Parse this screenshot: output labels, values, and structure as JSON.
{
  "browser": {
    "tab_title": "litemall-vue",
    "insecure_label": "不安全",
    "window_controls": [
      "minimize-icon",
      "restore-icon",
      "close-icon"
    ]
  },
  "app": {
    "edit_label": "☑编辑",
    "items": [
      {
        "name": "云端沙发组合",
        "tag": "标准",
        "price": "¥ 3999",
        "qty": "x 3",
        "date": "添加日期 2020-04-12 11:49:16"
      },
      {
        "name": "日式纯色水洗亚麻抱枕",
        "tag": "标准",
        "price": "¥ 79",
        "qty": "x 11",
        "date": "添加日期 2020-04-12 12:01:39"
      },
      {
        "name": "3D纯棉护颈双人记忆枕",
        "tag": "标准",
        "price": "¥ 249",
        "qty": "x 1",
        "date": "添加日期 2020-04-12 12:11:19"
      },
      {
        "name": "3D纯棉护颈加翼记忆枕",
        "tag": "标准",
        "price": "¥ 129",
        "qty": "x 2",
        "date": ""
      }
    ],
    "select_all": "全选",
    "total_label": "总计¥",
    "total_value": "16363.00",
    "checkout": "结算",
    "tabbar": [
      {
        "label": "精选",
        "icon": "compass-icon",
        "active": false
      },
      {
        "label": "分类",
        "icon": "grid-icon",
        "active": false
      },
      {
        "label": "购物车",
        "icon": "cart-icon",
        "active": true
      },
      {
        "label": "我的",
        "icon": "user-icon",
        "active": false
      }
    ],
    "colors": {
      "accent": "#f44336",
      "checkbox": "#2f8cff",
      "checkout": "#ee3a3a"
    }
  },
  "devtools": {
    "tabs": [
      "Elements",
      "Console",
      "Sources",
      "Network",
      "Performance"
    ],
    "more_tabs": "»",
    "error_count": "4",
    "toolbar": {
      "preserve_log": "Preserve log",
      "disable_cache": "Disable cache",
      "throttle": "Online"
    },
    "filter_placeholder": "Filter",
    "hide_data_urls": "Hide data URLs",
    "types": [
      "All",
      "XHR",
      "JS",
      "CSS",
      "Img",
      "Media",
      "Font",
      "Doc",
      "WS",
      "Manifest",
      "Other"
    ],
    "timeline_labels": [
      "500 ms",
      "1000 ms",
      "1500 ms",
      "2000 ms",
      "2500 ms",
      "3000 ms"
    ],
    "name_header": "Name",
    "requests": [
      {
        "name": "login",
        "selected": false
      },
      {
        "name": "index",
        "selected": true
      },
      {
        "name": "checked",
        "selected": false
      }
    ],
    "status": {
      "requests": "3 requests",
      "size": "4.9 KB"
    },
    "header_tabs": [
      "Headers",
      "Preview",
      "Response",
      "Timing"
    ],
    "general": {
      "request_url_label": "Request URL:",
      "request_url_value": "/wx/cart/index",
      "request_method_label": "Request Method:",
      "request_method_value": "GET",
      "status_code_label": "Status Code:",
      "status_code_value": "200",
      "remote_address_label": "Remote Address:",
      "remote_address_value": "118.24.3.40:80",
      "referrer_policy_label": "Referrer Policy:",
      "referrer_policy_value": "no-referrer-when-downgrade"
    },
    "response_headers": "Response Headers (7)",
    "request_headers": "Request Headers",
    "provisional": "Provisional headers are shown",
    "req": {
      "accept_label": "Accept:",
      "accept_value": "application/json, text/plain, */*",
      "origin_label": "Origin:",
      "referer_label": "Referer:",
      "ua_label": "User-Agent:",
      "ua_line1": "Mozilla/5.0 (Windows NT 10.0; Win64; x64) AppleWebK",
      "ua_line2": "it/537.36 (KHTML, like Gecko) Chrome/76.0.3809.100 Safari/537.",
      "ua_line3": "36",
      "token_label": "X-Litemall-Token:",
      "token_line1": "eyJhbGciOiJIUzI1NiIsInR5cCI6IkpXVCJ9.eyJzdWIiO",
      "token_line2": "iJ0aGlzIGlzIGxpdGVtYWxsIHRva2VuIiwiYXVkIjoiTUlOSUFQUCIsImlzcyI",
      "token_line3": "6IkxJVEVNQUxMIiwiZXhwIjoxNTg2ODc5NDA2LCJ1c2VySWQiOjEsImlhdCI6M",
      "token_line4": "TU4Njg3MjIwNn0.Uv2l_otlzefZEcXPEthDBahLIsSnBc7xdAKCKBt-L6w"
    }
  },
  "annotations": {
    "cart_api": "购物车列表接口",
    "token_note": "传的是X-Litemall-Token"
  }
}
-*-
Directions for this task: Locate the string "date" in the listing above and copy every line where it occurs.

Solved problem:
        "date": "添加日期 2020-04-12 11:49:16"
        "date": "添加日期 2020-04-12 12:01:39"
        "date": "添加日期 2020-04-12 12:11:19"
        "date": ""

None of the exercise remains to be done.